- GIVEN PROBLEM -
Write down each entry again, exactly as it reads.

____________

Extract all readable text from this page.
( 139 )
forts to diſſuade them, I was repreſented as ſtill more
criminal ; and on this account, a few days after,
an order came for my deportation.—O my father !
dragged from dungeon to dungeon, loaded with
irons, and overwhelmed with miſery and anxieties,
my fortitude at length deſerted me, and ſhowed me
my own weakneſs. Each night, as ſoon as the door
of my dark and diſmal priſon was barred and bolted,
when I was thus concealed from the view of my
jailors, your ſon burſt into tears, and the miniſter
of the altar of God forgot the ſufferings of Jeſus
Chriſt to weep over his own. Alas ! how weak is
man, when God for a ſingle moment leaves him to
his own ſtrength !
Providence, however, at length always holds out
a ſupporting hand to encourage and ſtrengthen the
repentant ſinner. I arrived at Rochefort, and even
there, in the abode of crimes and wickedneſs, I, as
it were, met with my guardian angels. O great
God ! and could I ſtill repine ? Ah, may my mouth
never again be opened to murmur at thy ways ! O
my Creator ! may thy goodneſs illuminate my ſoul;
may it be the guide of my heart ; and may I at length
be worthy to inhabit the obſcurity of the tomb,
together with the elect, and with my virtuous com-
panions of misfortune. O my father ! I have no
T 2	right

____________

- RESULT -
Extract all readable text from this page.
( 139 )
forts to diſſuade them, I was repreſented as ſtill more
criminal ; and on this account, a few days after,
an order came for my deportation.—O my father !
dragged from dungeon to dungeon, loaded with
irons, and overwhelmed with miſery and anxieties,
my fortitude at length deſerted me, and ſhowed me
my own weakneſs. Each night, as ſoon as the door
of my dark and diſmal priſon was barred and bolted,
when I was thus concealed from the view of my
jailors, your ſon burſt into tears, and the miniſter
of the altar of God forgot the ſufferings of Jeſus
Chriſt to weep over his own. Alas ! how weak is
man, when God for a ſingle moment leaves him to
his own ſtrength !
Providence, however, at length always holds out
a ſupporting hand to encourage and ſtrengthen the
repentant ſinner. I arrived at Rochefort, and even
there, in the abode of crimes and wickedneſs, I, as
it were, met with my guardian angels. O great
God ! and could I ſtill repine ? Ah, may my mouth
never again be opened to murmur at thy ways ! O
my Creator ! may thy goodneſs illuminate my ſoul;
may it be the guide of my heart ; and may I at length
be worthy to inhabit the obſcurity of the tomb,
together with the elect, and with my virtuous com-
panions of misfortune. O my father ! I have no
T 2	right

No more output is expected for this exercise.